- [Task objective] Scan the following material for the string "color" and copy each line in which it appears.

* begin Data for this task *

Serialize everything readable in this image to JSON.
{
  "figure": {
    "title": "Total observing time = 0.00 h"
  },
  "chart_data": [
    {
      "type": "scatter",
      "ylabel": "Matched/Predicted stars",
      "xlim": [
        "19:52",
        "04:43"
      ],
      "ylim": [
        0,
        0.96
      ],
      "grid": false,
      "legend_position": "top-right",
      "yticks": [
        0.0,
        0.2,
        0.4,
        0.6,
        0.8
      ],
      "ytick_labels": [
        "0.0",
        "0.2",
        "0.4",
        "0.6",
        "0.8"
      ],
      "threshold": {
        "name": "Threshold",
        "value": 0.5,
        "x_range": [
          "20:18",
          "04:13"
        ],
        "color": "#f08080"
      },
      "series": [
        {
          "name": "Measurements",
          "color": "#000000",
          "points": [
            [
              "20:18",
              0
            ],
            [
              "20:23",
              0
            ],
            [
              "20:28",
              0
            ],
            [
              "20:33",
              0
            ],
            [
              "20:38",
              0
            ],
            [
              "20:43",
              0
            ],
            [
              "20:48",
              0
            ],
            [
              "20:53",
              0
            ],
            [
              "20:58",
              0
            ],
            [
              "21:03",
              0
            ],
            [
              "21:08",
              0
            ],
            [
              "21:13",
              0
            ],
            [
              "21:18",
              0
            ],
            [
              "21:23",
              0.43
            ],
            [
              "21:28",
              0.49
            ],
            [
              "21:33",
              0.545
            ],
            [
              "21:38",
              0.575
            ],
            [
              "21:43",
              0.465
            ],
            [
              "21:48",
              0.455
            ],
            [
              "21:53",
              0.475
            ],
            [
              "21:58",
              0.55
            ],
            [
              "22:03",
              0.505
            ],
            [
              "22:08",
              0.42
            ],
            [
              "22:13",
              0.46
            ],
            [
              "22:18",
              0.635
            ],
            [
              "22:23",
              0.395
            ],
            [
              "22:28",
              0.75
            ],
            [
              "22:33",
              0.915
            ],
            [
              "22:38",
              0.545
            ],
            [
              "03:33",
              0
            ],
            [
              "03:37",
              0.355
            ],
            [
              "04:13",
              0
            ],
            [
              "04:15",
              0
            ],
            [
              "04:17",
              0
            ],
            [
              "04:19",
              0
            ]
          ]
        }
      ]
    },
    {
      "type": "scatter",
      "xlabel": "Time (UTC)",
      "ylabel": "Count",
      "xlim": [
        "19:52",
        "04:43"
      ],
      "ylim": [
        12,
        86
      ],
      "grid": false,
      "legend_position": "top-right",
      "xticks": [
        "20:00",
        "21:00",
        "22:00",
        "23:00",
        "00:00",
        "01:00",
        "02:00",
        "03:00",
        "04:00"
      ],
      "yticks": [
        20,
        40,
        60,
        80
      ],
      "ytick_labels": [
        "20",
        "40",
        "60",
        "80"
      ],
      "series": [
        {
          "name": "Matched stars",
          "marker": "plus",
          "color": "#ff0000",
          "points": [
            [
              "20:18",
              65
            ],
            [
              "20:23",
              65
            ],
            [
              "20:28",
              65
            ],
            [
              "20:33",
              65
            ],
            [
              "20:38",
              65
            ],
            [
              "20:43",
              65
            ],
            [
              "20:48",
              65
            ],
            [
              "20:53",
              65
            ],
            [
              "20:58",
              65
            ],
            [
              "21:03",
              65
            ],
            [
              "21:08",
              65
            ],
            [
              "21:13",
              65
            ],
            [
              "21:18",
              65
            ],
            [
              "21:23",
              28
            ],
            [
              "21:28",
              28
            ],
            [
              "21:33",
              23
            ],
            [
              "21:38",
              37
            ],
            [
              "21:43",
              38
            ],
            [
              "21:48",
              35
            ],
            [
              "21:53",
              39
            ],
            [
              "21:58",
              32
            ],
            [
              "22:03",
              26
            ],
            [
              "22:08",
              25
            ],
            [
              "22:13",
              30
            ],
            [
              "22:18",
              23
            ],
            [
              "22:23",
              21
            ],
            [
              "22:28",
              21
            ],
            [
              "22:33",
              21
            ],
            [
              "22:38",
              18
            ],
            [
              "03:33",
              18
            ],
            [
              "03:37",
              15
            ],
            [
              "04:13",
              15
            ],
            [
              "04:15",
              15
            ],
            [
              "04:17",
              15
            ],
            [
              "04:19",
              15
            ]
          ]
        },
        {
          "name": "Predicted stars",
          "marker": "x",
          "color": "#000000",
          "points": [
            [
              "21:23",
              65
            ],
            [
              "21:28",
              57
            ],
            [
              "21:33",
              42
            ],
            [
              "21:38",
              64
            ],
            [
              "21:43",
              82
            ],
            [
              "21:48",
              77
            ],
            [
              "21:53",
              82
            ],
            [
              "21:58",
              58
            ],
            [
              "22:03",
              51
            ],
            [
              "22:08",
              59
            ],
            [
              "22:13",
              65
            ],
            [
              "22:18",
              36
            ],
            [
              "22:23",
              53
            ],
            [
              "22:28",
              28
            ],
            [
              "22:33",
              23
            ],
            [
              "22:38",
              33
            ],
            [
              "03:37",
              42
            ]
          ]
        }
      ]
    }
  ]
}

* end Data for this task *

- [Solution]
        "color": "#f08080"
          "color": "#000000",
          "color": "#ff0000",
          "color": "#000000",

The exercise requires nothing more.